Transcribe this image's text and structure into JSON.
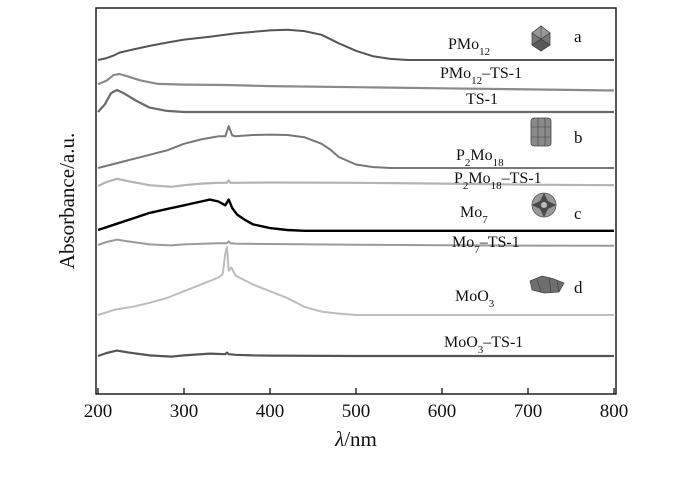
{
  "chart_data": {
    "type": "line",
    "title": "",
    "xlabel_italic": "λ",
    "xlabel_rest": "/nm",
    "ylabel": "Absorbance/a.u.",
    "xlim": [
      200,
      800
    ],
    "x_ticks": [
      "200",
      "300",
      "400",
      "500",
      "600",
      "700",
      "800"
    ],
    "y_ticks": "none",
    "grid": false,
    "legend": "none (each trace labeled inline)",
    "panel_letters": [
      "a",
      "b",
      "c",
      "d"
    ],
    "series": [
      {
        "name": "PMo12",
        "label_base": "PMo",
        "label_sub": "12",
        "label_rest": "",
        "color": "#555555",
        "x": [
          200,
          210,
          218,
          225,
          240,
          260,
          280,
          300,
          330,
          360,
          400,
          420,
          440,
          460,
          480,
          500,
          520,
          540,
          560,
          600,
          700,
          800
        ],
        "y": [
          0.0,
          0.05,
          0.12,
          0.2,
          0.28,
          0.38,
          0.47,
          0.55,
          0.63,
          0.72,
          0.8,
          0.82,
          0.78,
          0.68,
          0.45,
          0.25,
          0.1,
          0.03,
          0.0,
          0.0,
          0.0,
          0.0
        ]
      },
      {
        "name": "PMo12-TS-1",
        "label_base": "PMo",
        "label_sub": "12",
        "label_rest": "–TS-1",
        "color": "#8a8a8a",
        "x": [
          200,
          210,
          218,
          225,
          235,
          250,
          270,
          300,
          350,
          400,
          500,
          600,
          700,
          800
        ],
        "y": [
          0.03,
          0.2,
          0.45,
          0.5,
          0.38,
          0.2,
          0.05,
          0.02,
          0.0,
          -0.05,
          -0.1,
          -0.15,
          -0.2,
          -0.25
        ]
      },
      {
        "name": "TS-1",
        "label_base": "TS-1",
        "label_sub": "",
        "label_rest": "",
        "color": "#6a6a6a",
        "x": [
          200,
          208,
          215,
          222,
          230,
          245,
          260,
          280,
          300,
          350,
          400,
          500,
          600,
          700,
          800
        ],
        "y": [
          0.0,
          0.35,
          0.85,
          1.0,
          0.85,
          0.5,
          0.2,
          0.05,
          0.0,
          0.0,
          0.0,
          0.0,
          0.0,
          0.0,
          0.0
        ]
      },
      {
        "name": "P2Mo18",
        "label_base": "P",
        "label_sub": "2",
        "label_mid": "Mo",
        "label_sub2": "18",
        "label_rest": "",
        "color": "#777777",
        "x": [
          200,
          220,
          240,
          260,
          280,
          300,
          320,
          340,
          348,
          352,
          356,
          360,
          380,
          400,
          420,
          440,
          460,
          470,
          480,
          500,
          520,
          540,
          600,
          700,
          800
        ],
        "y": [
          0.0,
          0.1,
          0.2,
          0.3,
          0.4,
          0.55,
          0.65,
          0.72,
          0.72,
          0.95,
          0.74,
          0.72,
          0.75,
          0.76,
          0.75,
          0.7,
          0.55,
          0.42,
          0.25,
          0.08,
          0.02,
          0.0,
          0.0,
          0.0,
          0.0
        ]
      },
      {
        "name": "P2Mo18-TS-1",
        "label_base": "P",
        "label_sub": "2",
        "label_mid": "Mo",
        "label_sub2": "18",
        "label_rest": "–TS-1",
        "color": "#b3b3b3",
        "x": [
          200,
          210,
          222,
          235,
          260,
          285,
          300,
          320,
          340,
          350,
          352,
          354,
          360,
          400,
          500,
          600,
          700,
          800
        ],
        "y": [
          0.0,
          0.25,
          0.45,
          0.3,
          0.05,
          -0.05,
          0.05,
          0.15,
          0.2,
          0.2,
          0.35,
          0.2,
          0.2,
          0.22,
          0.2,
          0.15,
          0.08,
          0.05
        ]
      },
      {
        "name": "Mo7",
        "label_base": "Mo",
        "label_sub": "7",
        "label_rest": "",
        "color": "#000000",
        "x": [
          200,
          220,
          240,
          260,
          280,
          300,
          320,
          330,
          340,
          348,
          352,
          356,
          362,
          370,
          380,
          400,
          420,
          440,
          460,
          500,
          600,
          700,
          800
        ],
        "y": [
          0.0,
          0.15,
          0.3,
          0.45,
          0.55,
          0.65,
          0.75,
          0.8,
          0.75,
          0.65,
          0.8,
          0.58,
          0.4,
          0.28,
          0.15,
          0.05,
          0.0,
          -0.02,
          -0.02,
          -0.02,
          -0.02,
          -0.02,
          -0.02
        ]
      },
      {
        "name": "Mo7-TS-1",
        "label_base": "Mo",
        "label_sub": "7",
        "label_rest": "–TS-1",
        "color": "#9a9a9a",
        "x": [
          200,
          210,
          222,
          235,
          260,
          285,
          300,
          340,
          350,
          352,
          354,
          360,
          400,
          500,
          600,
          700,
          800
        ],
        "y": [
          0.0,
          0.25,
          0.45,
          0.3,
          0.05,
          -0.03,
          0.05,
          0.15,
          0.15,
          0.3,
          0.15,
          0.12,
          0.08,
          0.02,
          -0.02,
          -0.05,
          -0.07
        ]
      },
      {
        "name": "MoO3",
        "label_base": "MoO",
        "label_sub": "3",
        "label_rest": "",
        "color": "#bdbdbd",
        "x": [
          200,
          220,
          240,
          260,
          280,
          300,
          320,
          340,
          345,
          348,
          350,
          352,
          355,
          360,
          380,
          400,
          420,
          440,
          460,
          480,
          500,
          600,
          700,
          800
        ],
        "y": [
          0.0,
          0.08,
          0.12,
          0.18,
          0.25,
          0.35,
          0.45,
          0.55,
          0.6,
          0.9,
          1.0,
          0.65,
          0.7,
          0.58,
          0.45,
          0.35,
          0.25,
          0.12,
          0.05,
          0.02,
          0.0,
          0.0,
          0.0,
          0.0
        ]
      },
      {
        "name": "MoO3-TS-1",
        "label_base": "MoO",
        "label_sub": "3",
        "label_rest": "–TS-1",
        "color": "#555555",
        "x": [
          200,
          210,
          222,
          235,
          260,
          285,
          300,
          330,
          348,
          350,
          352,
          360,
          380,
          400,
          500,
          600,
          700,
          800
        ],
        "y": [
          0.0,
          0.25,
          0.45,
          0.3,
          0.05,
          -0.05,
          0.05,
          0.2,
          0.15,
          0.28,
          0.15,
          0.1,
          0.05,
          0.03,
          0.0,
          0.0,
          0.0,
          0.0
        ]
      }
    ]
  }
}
==
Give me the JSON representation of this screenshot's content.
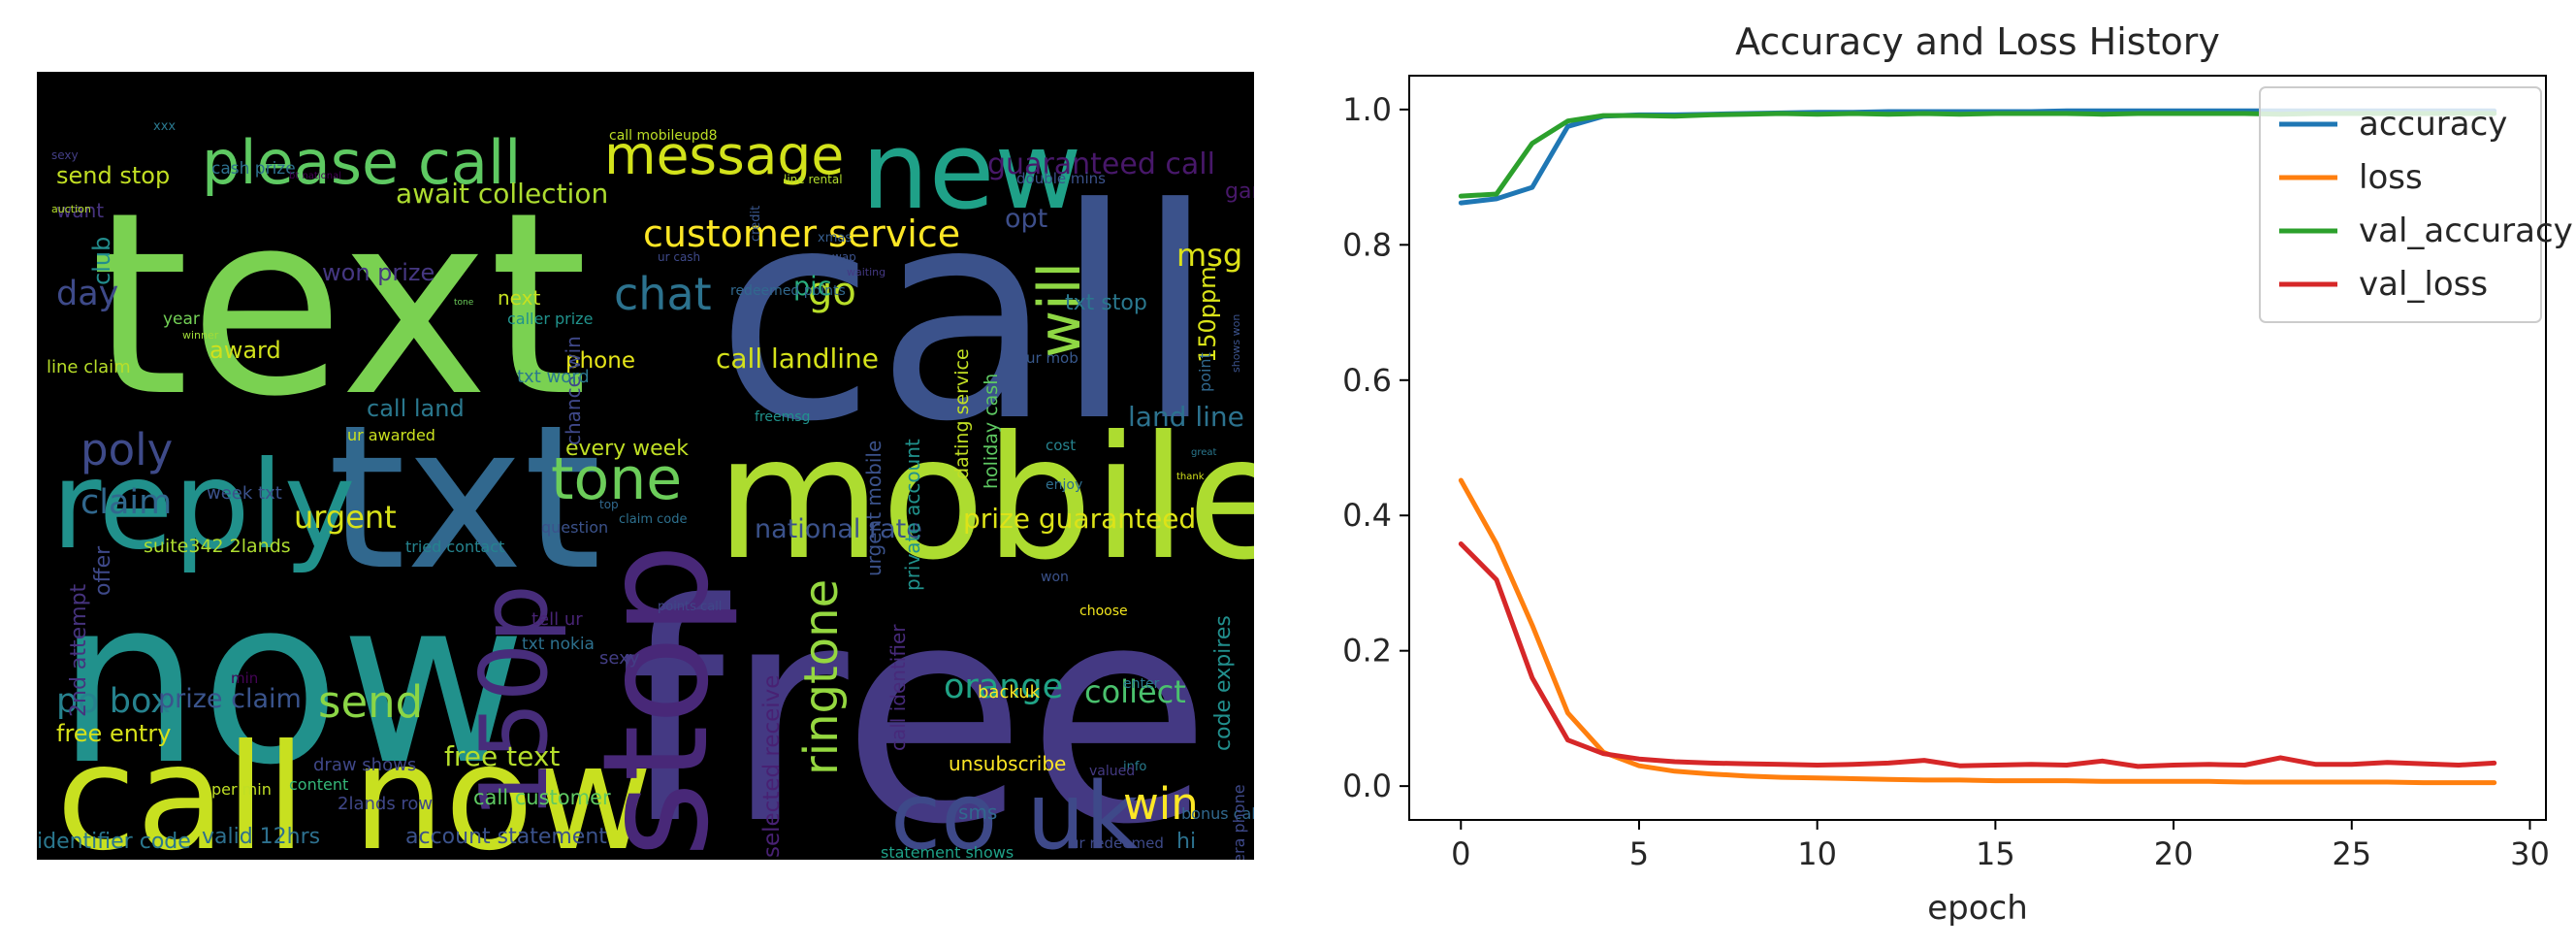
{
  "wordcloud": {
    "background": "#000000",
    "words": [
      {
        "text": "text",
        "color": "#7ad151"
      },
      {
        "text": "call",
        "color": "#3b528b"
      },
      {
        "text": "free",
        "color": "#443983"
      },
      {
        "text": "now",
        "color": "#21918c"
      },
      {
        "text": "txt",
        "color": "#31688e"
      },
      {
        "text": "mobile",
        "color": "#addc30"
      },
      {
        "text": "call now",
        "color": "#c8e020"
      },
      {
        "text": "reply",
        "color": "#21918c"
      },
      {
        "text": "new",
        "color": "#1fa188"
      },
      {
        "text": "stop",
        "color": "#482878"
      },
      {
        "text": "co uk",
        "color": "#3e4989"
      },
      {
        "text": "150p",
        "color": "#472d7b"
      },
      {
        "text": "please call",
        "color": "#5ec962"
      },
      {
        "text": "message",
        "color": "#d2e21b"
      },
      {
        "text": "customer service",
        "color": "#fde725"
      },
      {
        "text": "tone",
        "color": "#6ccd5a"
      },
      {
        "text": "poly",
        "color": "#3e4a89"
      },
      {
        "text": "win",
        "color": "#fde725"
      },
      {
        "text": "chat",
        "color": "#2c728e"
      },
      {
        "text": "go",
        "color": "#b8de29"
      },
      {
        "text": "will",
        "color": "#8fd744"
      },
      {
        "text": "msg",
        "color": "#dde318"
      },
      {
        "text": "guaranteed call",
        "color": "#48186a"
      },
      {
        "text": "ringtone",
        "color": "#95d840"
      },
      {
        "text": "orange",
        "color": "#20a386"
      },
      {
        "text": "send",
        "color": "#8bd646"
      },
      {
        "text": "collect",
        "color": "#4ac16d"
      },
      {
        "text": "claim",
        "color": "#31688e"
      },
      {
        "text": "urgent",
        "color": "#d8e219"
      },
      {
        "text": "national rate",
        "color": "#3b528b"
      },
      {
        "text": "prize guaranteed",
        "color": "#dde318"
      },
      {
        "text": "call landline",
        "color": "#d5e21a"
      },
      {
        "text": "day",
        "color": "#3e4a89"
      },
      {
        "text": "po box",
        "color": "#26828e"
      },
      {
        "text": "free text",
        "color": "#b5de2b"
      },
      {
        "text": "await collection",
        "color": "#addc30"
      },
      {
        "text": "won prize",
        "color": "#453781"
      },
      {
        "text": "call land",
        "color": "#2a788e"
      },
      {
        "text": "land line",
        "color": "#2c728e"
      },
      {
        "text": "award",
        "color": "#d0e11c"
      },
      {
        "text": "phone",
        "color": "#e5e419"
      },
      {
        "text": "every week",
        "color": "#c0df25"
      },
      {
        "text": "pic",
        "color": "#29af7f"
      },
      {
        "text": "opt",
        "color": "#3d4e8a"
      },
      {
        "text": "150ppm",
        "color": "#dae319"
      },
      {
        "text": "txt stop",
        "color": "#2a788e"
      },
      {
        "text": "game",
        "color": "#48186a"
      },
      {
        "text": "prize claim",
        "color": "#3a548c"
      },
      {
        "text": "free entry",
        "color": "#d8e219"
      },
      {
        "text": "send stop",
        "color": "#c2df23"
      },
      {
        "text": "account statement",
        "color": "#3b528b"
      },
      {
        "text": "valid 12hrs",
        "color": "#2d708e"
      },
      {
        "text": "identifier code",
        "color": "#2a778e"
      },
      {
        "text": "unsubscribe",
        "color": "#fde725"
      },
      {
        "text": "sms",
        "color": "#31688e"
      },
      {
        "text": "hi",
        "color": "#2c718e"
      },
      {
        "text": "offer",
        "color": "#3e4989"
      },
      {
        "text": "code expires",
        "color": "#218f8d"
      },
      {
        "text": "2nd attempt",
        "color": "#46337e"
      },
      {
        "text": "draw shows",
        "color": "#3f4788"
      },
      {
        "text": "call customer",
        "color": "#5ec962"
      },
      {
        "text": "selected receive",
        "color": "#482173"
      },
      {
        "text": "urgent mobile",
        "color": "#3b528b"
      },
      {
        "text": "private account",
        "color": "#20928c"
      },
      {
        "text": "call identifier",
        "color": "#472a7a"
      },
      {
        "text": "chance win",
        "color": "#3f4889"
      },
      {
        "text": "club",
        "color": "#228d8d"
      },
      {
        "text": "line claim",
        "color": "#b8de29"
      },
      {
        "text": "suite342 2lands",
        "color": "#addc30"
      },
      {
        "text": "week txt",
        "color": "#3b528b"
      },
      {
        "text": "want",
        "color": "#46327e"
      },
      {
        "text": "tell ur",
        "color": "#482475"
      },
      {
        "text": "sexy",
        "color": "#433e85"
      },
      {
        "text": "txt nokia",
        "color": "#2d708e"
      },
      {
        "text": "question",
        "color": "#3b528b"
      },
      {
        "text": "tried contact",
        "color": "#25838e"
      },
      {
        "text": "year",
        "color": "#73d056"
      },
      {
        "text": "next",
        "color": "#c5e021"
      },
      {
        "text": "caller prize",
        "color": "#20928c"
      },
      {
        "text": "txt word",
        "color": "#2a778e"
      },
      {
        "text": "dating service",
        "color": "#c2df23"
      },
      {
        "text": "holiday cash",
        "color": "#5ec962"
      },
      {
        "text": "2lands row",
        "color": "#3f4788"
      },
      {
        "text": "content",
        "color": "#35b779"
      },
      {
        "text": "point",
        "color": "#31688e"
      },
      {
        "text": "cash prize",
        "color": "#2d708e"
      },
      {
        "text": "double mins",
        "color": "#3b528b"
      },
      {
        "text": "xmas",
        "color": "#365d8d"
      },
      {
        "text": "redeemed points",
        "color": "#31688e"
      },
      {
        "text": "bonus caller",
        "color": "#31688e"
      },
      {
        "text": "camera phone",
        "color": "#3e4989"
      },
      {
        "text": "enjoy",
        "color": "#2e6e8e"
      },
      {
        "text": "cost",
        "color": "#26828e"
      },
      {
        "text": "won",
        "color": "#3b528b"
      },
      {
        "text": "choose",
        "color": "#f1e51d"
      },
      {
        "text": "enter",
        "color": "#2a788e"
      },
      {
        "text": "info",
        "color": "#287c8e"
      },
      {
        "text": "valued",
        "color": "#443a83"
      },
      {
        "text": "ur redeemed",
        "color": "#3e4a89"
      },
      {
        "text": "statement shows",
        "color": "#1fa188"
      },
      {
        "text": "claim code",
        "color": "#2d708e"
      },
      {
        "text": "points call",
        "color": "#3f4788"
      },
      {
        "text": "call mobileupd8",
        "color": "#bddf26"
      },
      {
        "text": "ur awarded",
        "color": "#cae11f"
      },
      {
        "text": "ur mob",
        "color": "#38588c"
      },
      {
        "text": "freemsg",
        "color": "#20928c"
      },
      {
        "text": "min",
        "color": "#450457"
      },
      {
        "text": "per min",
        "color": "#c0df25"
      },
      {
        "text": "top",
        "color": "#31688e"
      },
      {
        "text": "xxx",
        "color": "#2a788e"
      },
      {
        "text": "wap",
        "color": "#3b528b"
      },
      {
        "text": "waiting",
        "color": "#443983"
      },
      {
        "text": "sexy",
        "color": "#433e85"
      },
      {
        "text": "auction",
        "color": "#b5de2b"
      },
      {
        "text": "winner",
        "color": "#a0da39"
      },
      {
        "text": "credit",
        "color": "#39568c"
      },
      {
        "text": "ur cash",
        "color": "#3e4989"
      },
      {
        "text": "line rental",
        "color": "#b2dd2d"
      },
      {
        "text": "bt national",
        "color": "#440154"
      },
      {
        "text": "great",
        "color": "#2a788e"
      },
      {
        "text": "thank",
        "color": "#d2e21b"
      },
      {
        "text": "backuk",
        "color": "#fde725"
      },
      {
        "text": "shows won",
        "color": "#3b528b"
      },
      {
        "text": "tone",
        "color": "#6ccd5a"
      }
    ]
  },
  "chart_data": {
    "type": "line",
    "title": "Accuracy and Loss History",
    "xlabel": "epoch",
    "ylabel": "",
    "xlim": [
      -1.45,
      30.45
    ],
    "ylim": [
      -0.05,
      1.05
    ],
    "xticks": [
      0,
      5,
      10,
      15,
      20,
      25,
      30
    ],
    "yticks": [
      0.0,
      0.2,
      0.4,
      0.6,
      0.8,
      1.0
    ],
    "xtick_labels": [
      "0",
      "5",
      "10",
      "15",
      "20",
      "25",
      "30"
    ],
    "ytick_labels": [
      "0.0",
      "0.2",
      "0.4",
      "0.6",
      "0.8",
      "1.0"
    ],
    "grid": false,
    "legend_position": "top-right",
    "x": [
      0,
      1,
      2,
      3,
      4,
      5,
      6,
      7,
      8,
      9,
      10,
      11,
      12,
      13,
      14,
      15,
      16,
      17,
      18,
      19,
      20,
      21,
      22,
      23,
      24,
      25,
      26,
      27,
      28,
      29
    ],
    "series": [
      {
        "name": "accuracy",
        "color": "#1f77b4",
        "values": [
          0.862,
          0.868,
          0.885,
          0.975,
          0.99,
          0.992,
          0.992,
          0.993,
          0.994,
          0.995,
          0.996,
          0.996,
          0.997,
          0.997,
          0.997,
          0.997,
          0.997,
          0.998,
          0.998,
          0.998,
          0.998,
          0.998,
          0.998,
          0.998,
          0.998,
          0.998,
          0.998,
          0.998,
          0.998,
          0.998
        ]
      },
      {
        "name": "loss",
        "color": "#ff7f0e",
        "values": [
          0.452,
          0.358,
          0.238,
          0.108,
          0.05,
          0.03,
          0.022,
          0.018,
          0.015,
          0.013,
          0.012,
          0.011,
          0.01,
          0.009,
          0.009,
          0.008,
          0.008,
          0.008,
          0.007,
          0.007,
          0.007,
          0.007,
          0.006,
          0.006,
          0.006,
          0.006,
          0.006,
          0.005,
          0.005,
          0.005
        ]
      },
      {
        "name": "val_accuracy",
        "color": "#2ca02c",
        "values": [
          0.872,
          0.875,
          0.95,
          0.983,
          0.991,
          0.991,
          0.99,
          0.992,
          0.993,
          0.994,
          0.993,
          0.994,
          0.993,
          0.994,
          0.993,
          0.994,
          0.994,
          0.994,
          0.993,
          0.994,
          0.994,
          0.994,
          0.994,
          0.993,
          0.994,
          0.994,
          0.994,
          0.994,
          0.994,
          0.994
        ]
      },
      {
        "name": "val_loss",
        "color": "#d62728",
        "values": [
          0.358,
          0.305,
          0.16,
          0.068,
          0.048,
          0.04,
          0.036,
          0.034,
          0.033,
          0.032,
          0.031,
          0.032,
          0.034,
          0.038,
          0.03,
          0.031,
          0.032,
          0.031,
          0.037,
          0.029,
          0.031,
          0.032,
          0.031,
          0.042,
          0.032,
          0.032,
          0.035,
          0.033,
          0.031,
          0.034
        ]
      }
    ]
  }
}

REQUEST: State the count of lines above containing the string "stop", and add nothing to it.

THE REPLY: 3